— start of Working data —

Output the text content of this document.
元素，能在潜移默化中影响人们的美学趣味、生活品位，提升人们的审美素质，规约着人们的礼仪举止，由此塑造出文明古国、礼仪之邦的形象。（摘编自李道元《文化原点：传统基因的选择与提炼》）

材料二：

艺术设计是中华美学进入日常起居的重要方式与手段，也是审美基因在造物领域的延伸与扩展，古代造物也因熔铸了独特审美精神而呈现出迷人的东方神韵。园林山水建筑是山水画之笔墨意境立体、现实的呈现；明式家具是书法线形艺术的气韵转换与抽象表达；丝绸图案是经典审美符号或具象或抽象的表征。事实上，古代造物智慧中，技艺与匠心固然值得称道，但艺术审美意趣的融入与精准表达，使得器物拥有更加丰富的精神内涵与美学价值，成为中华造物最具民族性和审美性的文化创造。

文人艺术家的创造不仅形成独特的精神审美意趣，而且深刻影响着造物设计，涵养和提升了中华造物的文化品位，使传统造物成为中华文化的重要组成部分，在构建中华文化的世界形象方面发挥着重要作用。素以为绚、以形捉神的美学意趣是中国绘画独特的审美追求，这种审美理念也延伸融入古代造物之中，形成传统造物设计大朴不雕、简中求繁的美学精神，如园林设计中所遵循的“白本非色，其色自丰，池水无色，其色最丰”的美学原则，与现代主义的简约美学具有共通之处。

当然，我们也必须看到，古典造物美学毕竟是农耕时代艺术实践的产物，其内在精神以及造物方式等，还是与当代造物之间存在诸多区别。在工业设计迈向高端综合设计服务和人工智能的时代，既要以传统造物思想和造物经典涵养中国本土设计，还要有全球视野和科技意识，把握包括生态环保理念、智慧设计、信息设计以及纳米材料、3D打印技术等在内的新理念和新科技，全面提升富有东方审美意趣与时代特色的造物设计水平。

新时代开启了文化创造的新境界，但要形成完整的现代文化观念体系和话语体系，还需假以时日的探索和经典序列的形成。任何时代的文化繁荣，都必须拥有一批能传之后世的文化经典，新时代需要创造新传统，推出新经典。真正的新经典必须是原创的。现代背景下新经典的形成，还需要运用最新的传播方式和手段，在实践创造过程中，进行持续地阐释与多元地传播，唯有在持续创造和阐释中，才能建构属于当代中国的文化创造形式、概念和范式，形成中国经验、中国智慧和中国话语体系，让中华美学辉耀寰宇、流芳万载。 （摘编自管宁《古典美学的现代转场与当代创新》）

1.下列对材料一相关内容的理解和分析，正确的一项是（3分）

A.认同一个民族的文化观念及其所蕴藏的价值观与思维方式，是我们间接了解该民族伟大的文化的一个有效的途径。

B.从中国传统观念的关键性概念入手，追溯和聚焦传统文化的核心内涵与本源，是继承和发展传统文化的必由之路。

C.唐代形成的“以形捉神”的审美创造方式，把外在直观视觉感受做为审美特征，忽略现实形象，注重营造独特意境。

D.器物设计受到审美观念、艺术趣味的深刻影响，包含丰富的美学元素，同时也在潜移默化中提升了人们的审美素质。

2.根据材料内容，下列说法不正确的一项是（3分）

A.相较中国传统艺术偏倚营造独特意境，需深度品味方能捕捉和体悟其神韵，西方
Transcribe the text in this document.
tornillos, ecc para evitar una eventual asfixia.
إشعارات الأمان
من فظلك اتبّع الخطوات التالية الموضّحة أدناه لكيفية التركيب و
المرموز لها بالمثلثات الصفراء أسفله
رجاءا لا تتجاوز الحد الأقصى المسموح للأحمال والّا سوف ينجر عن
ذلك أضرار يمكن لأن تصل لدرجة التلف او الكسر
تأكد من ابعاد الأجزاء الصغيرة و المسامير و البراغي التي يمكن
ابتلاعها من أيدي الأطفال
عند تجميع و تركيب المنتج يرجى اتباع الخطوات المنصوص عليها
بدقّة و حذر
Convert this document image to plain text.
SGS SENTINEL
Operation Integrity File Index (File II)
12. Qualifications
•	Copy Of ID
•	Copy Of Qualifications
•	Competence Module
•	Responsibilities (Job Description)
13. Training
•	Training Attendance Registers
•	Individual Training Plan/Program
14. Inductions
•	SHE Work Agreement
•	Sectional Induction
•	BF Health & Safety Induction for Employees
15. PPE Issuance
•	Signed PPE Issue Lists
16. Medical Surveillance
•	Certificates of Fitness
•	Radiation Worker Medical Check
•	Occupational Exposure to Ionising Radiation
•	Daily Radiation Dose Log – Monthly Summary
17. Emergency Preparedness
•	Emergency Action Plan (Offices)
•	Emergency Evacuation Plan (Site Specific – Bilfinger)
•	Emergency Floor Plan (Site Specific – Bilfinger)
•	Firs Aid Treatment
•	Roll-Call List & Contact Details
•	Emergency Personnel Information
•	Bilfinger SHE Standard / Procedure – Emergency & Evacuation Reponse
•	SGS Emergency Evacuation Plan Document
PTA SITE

— end of Working data —

*Exercise*: Transcribe word for word the lines from the one holding "Convert this document image to plain text." to the last line of the listing above, inclusive.

*Answer below*:
Convert this document image to plain text.
SGS SENTINEL
Operation Integrity File Index (File II)
12. Qualifications
•	Copy Of ID
•	Copy Of Qualifications
•	Competence Module
•	Responsibilities (Job Description)
13. Training
•	Training Attendance Registers
•	Individual Training Plan/Program
14. Inductions
•	SHE Work Agreement
•	Sectional Induction
•	BF Health & Safety Induction for Employees
15. PPE Issuance
•	Signed PPE Issue Lists
16. Medical Surveillance
•	Certificates of Fitness
•	Radiation Worker Medical Check
•	Occupational Exposure to Ionising Radiation
•	Daily Radiation Dose Log – Monthly Summary
17. Emergency Preparedness
•	Emergency Action Plan (Offices)
•	Emergency Evacuation Plan (Site Specific – Bilfinger)
•	Emergency Floor Plan (Site Specific – Bilfinger)
•	Firs Aid Treatment
•	Roll-Call List & Contact Details
•	Emergency Personnel Information
•	Bilfinger SHE Standard / Procedure – Emergency & Evacuation Reponse
•	SGS Emergency Evacuation Plan Document
PTA SITE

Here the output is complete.